— START Quoted passage —
# Links and SEO



## DFras (Aug 9, 2005)

*Question:* 

If you add a link to your site, *BUT*, that site does not add your link to their site, Does this still improve your chances of search engine views? 

Darrell


----------



## jdr8271 (Jun 16, 2005)

no...you have to have links coming into your site to improve seo. you can check what sites search engines have indexed as linking to you by typing the following into the search box:

on google: link:www.yoursite.com
on msn / yahoo: linkdomain:www.yoursite.com


----------



## lawaughn (Jul 5, 2005)

Look out for you. Make sure you are taken care of.


----------



## DFras (Aug 9, 2005)

Thanks, jdr
I knew you would know this one. I should have just asked you in the first place!
The more I get involved in this, the more little things I don't know!
Thanks for the info.

Darrell


----------



## Rodney (Nov 3, 2004)

Actually, some speculate that outbound links can also effect your search engine ranking.

It's pretty complicated how it all works, but having a good balance of links TO your site and links OUT from your site does have an effect on your ranking.

A direct link exchange (you link to me, I link to you) seems to have a smaller effect on your ranking than if you were linked to WITHOUT a link back (you know, the way folks *used* to do it before links became such a commodity).

It's good to have sites linking to your site because that's the way many search engine spiders find new sites. So if your site is linked to from dmoz.org, then it's more likely that yahoo, msn, google will follow that link and get your site indexed. So a link "exchange" can be good in that aspect, because if you have a completely new website, it can at least get the search engines looking your direction.

The more "one way" links you can get to your site, the better. For example, you come up with a witty t-shirt design and half the blogosphere decides to link to it, that can definitely have a big effect on your ranking.


----------



## CoolHandLuke (Oct 27, 2005)

Rodney said:


> Actually, some speculate that outbound links can also effect your search engine ranking.
> 
> It's pretty complicated how it all works, but having a good balance of links TO your site and links OUT from your site does have an effect on your ranking.
— END Quoted passage —
— START Entries supplied —
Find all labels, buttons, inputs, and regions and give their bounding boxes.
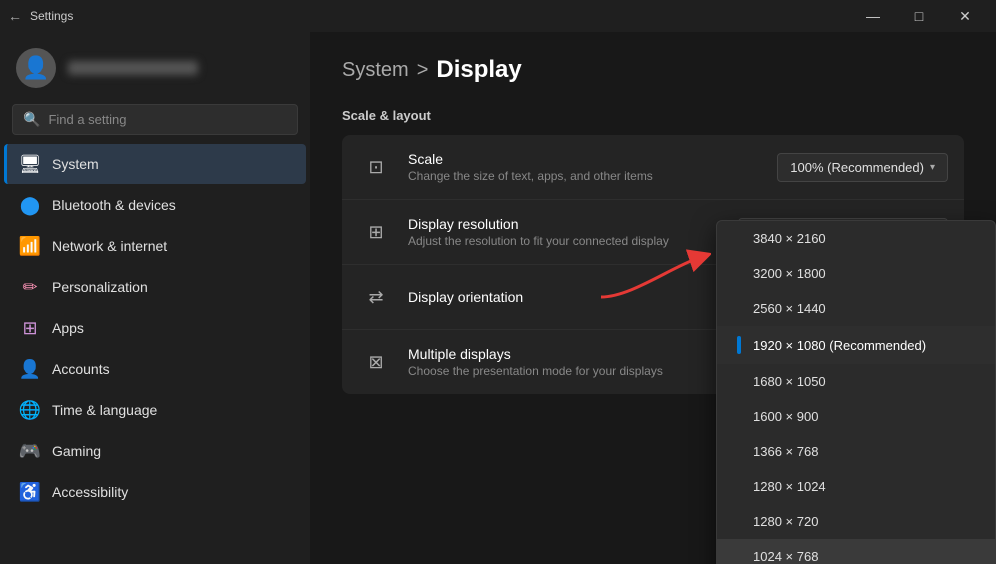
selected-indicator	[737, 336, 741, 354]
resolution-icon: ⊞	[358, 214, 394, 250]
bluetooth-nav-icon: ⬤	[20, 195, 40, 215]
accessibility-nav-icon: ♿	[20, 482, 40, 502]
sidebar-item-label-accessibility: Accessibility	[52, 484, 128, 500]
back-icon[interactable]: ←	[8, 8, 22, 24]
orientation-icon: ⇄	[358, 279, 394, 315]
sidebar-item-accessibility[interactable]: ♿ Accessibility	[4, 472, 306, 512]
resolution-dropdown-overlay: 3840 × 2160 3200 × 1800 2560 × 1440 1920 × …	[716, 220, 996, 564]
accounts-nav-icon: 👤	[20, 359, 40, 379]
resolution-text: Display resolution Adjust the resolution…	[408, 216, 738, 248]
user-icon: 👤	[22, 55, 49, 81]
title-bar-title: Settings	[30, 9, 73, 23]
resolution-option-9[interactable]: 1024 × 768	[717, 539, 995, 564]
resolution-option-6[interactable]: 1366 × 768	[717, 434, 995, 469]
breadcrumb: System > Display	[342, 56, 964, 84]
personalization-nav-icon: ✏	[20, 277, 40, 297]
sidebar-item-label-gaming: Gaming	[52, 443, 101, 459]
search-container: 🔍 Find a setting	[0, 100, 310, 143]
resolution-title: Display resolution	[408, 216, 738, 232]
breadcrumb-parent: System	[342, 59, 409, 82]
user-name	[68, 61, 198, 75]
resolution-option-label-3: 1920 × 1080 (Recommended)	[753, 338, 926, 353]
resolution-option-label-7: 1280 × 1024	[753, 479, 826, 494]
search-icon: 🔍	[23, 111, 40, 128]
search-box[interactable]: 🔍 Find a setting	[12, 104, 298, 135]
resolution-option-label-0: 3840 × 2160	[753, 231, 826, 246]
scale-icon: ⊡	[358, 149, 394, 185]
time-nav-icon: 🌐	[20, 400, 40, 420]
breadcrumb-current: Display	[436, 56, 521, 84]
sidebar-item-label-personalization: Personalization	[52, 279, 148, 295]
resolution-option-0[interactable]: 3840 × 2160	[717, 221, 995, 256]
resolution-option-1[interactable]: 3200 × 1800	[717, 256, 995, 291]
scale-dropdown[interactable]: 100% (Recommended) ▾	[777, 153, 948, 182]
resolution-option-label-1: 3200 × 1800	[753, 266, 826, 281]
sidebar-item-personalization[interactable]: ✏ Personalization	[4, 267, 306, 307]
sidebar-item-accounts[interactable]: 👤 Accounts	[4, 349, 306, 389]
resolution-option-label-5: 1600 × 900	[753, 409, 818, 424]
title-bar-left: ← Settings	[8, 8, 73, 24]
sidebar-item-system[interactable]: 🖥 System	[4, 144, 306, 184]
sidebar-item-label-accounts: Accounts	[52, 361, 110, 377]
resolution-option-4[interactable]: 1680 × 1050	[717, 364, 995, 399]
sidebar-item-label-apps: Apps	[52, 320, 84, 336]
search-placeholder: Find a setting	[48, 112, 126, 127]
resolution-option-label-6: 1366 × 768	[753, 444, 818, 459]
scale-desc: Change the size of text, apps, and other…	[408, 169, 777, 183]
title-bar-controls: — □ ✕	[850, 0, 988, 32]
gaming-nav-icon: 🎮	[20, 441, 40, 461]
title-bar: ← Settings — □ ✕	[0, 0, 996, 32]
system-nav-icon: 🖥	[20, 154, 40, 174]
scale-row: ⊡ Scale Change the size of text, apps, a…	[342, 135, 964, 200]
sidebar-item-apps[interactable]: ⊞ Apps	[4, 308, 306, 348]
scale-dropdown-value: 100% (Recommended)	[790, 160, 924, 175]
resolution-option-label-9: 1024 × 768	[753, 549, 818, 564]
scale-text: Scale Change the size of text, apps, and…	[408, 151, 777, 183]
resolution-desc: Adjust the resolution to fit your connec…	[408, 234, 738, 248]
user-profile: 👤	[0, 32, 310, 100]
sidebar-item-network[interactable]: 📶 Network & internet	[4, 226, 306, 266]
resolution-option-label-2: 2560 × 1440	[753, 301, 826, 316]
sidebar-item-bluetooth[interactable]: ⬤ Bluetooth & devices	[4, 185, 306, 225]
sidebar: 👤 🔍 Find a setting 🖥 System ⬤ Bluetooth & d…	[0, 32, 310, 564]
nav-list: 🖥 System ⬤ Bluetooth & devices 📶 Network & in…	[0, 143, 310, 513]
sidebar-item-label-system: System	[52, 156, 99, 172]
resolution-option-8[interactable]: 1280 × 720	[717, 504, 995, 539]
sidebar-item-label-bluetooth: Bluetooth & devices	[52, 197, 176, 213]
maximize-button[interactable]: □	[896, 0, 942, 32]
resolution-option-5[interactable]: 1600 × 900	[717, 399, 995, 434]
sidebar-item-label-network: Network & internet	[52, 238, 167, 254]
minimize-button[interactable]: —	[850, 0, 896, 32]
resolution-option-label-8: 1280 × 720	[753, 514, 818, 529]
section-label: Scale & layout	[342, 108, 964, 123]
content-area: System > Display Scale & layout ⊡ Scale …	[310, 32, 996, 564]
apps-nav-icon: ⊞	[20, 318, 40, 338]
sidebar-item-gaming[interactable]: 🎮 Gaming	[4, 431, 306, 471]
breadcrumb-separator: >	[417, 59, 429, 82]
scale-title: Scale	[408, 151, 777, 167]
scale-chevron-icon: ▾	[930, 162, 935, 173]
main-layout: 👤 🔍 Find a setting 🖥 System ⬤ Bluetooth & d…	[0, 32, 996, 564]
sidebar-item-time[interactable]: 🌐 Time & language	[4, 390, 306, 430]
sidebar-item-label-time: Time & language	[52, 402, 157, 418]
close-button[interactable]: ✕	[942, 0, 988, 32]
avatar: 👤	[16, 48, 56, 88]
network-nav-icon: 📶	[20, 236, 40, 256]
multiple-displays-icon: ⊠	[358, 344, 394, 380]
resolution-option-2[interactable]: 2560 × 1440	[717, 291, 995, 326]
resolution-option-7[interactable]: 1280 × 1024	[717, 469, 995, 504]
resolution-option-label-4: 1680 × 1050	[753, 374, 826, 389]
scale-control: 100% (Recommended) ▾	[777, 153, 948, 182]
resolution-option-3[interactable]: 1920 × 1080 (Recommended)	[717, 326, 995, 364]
— END Entries supplied —
Pick up the forum thread on links and SEO after its final line and continue writing it.

Not sure of Yahoo… but Google stated that external links have nothing to do with ranking. Maybe they’re trying to give their bots a break? Think about it. That would be insane!

Internal links have everything to do with rank! The theory is… your site is so popular or “relevant” to the information being sought that people are linking to you without reciprocation. I’m sure that was a few dances ago!

With the new personalized Google search… it’s really anyone’s guess!


----------



## monkeylantern (Oct 16, 2005)

Just pray for a Wall Street Journal article with your address, as Rodney got 

I'm sure that helps with the old Google.


----------



## DFras (Aug 9, 2005)

A Wall Street Journal article would fit very nice! I'll take one of those. Thank you.


----------



## Rodney (Nov 3, 2004)

monkeylantern said:


> Just pray for a Wall Street Journal article with your address, as Rodney got
> 
> I'm sure that helps with the old Google.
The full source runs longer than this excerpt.